• DOCUMENT SECTION
· · · · · · ·

In the end, miners will find a new equilibrium between hardware and electricity costs on the one hand, and block rewards on the other hand. If hardware becomes more efficient, they'll buy more hardware and consume more power again. And if they don't do it, someone else will.
The only way to really use less energy, is if the mining hardware is so much more expensive that it takes a larger share of the total costs, which leaves less money to be spend on electricity. But I wouldn't be surprised if most of the energy savings are consumed again by the hardware manufacturer. It's not as if CPU production doesn't consume a lot of energy!

I was thinking about that economical aspect of mining ...

I wonder if mining is a zero-sun game, (like trading) where you just need to beat others miners to stay on step ahead

Regards to the technical electricity consumption I also wondering if there is something regards to parallelism ..

something like ..

· · · · · · ·

• Layout annotation records

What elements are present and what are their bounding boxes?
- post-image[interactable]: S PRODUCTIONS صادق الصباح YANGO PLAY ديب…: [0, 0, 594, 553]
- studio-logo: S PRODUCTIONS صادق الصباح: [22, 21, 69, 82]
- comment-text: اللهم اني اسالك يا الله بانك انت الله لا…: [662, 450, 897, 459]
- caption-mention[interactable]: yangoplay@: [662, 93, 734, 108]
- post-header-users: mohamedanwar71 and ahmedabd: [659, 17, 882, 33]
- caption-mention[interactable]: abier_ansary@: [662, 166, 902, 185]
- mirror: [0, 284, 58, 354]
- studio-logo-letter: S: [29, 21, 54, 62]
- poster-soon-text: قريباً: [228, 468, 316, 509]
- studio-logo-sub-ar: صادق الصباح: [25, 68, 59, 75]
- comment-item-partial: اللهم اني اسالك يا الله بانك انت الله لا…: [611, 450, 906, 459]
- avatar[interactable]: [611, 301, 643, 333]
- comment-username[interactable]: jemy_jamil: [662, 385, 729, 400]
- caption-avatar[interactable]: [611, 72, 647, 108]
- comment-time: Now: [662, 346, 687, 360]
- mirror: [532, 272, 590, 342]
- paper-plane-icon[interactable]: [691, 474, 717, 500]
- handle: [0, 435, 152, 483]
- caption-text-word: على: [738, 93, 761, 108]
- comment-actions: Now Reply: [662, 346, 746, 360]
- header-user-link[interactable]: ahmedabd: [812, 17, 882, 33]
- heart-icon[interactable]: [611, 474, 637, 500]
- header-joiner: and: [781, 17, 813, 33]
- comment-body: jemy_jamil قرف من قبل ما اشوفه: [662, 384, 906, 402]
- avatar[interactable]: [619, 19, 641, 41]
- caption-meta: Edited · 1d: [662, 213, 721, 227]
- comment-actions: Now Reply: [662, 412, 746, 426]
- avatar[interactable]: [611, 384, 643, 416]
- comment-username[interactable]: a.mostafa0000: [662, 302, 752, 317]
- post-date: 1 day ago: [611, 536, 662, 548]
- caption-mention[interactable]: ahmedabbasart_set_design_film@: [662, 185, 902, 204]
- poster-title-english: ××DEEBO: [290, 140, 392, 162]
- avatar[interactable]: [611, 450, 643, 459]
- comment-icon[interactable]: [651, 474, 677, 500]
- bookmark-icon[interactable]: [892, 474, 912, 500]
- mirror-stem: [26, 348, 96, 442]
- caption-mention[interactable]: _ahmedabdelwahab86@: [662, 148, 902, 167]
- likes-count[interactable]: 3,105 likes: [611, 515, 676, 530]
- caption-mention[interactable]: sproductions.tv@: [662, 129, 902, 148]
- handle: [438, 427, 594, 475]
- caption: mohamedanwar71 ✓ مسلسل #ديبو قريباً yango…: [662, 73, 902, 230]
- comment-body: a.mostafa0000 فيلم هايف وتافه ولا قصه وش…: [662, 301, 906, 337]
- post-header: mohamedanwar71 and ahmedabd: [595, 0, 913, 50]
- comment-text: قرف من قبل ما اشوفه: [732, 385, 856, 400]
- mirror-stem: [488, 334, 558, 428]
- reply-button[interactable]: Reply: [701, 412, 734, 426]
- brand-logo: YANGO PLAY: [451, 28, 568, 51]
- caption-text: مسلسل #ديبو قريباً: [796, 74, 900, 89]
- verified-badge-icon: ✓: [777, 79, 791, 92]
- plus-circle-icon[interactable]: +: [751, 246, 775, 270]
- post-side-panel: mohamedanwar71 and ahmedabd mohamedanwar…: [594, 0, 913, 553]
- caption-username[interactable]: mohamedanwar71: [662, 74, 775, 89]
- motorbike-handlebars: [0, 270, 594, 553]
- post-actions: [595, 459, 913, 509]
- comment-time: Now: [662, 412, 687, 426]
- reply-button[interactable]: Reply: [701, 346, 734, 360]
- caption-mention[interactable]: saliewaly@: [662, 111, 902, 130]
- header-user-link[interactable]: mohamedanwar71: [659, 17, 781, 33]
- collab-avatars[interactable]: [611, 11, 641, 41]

· · · · · · ·

• ACTIONS TO TAKE
[1] Translate this sentence from the mining energy discussion into Spanish: "If hardware becomes more efficient, they'll buy more hardware and consume more power again."
[2] Answer these questions using the mining energy discussion.
(a) Miners will find a new equilibrium between which costs and what on the other hand?
(b) Who might end up consuming most of the energy savings?
(c) What activity is mining compared to in the question about a zero-sum game?

• REPLIES
[1] Si el hardware se vuelve más eficiente, comprarán más hardware y volverán a consumir más energía.

[2]
(a) Between hardware and electricity costs on one hand and block rewards on the other.
(b) The hardware manufacturer.
(c) Trading.